(Records from a collection of figures)
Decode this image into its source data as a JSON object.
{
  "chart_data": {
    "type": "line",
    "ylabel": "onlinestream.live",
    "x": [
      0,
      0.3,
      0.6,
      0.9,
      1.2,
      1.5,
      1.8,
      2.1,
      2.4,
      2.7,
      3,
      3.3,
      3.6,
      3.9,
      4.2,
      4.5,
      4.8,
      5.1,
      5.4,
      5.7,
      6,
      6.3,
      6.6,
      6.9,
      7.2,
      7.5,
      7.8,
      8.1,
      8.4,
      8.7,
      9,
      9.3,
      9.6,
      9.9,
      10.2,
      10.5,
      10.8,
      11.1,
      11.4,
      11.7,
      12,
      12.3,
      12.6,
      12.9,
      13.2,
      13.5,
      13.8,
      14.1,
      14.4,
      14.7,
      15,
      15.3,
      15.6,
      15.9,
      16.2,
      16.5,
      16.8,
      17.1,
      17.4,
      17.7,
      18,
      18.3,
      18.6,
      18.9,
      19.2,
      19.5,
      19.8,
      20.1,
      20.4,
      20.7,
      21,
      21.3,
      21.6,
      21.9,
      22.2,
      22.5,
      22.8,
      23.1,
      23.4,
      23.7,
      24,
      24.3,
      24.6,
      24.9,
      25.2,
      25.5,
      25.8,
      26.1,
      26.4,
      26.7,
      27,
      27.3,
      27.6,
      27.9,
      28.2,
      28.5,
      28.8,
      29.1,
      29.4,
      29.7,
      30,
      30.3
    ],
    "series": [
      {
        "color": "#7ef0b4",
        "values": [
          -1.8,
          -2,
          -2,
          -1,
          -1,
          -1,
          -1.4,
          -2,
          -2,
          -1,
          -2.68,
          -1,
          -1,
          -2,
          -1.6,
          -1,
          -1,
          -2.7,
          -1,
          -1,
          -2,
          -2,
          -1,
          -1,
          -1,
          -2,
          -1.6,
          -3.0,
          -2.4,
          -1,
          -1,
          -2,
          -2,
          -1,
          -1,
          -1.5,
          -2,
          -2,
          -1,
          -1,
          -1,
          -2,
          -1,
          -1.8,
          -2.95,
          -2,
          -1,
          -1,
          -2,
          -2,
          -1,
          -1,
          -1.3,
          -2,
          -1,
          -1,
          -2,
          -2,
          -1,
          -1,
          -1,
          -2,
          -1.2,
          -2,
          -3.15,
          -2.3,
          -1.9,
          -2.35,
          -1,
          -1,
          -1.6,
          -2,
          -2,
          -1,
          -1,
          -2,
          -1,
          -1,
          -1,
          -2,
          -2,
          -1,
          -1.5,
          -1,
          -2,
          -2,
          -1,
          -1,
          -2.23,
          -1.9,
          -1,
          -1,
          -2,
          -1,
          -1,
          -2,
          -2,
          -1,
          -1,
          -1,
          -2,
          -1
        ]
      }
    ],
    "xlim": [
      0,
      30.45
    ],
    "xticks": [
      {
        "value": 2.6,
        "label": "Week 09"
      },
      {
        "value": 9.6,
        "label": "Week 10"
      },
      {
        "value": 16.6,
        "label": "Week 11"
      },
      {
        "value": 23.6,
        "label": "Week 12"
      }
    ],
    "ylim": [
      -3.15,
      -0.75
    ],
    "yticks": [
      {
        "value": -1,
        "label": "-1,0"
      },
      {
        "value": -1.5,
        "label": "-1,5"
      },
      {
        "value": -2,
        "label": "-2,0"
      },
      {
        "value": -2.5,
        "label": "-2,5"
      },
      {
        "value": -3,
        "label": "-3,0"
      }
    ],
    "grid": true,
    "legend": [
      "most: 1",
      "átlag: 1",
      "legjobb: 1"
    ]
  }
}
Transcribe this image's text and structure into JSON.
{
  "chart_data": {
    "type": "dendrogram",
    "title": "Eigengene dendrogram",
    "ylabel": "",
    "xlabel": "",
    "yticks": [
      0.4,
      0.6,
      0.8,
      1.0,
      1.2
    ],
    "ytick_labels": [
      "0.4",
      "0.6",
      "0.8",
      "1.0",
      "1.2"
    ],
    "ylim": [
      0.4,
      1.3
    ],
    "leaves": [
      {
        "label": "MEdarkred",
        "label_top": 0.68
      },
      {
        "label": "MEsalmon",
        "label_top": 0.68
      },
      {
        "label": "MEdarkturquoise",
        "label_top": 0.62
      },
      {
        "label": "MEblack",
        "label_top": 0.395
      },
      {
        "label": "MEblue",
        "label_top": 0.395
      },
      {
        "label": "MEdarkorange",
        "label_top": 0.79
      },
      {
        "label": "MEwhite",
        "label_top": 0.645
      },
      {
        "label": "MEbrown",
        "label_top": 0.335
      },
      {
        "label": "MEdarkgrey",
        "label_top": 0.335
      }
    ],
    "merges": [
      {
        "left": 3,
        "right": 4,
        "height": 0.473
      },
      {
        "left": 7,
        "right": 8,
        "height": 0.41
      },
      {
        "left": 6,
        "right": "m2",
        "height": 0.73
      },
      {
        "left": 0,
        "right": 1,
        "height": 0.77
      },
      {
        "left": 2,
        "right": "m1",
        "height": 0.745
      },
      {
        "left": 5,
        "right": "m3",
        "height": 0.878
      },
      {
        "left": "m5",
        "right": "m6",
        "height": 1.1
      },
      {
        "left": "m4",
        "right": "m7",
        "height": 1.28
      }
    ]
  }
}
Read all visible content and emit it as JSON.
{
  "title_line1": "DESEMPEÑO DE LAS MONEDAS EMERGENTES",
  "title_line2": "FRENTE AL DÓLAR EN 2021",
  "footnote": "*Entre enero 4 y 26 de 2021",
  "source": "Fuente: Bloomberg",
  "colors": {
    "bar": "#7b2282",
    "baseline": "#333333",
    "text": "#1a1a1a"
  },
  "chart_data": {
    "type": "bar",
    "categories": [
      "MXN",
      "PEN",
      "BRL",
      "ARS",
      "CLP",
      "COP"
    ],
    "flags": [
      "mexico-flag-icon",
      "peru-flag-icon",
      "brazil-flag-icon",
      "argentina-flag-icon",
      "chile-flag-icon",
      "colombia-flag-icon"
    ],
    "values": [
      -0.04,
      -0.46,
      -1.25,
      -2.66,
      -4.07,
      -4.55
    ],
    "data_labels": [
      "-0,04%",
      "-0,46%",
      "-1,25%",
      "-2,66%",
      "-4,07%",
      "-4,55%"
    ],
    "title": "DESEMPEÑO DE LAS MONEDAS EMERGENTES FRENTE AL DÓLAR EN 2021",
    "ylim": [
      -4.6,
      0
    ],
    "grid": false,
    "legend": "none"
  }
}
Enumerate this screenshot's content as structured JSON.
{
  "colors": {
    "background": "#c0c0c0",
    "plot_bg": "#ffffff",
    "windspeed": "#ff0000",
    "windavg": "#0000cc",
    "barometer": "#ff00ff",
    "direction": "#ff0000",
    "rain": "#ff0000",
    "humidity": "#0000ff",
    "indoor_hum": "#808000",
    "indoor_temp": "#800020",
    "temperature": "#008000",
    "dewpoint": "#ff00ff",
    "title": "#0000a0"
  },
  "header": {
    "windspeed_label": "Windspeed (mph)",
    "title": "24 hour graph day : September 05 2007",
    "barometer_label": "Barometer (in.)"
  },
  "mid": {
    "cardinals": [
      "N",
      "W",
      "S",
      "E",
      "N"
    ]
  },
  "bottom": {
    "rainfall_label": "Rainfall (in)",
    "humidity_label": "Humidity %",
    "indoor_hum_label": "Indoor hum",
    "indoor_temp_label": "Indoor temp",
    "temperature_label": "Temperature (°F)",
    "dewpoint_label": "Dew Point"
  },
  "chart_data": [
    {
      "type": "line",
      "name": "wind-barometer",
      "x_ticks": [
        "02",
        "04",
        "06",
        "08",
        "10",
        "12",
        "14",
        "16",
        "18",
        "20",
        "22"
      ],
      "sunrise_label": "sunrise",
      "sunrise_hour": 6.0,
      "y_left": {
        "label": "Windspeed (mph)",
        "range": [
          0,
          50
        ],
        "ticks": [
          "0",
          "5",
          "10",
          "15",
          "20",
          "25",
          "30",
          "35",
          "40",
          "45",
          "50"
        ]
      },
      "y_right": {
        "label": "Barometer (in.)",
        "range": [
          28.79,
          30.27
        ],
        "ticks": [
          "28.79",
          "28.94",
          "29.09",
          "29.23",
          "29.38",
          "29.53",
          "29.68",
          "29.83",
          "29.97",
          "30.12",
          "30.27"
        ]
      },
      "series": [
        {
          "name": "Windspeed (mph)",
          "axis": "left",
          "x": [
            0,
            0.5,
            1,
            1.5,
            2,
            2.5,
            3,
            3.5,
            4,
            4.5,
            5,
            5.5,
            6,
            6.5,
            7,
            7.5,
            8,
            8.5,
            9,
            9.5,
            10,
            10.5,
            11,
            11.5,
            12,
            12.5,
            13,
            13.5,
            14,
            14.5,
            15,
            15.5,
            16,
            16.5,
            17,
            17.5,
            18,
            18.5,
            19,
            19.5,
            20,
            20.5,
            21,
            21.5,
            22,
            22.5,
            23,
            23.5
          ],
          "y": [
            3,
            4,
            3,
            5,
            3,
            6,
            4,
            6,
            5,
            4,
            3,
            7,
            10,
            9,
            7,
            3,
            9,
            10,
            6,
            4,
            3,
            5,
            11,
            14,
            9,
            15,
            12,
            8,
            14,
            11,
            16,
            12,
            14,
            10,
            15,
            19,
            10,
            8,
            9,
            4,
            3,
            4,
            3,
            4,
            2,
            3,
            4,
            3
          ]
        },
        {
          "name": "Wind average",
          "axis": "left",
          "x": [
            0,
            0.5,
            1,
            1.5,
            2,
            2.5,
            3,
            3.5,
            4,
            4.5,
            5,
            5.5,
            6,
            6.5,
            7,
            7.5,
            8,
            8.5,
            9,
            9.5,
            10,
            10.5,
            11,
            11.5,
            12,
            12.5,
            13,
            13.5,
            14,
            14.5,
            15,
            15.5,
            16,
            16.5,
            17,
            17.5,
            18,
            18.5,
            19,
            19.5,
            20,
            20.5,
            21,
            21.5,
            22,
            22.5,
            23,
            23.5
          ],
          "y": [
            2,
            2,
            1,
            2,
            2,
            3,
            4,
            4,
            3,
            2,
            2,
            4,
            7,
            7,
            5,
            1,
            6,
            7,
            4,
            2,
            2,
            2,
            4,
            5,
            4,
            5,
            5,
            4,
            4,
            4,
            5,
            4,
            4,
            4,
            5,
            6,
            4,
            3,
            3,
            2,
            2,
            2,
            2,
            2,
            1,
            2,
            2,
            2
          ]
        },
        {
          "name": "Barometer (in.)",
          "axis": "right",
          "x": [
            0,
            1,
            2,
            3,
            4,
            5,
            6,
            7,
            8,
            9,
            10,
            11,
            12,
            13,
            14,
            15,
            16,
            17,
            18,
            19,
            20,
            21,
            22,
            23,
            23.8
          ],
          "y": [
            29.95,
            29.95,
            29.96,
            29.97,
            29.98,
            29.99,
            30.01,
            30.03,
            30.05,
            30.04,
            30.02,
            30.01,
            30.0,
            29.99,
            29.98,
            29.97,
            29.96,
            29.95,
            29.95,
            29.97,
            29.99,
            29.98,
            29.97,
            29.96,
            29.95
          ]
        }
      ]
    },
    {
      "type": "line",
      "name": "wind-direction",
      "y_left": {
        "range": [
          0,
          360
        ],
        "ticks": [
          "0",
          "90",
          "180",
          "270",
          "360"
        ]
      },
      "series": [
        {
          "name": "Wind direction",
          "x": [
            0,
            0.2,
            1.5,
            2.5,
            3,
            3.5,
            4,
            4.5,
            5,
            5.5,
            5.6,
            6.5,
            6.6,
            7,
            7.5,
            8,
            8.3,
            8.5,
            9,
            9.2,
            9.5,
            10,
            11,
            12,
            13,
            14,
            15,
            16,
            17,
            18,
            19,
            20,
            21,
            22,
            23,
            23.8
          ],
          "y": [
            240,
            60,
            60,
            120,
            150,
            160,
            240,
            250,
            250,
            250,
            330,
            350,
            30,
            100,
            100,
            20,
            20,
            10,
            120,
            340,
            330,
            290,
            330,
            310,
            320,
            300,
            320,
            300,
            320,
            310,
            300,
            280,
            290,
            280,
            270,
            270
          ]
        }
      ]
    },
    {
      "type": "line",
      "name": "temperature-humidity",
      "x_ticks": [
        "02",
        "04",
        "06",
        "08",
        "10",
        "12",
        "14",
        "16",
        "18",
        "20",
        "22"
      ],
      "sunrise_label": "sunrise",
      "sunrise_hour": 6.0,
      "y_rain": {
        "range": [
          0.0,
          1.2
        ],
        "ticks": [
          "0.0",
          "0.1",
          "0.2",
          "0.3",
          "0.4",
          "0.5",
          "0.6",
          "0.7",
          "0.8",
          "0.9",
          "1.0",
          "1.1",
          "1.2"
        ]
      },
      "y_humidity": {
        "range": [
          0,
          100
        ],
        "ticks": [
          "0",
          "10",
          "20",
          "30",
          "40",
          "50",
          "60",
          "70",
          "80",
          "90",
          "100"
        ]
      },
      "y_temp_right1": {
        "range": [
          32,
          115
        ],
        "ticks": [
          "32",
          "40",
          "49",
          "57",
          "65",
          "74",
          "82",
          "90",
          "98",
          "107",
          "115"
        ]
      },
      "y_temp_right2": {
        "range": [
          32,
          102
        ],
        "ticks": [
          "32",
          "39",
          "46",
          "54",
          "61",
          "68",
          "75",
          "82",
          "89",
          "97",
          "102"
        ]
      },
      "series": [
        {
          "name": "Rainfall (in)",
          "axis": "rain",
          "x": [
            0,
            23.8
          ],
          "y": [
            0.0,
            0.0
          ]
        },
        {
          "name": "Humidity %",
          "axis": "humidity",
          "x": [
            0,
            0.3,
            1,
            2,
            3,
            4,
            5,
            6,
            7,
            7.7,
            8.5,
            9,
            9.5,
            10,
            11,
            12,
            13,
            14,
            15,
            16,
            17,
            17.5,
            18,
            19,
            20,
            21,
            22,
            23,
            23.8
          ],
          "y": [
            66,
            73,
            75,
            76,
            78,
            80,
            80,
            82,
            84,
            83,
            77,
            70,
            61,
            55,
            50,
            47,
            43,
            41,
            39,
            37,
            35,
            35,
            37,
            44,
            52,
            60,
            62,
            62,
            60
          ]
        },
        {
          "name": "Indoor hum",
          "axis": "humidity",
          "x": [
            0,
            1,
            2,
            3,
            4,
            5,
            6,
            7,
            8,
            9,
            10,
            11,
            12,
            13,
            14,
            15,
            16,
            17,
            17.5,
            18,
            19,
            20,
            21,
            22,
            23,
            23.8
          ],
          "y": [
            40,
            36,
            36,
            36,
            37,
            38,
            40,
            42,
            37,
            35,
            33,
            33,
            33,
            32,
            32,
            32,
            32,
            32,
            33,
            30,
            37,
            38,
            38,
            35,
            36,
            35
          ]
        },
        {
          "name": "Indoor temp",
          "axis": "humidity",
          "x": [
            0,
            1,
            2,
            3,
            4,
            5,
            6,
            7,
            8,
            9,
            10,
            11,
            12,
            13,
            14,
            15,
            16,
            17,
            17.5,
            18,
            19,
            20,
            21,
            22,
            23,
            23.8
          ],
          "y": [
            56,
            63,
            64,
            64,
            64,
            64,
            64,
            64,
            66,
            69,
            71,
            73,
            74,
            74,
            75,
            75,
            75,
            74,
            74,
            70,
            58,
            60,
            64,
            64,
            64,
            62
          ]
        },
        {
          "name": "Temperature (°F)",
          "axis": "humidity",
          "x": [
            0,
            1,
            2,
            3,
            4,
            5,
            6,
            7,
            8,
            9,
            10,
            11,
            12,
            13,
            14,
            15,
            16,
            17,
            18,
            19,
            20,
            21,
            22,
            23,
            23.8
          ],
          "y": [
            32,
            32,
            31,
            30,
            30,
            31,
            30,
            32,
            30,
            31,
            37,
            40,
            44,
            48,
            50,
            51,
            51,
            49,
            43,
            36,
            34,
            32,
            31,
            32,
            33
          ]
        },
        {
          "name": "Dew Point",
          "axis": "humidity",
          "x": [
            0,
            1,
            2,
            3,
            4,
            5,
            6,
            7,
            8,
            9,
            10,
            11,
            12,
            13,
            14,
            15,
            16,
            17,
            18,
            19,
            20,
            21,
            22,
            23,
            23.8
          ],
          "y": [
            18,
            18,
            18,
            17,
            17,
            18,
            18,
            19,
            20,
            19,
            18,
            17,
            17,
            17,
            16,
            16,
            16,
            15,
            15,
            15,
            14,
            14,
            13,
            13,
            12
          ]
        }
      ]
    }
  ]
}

* **Brief**
Look through the data above. Find each line with the string "this" and copy it.

* **Full solution**
Decode this image into its source data as a JSON object.
Transcribe this image's text and structure into JSON.
Enumerate this screenshot's content as structured JSON.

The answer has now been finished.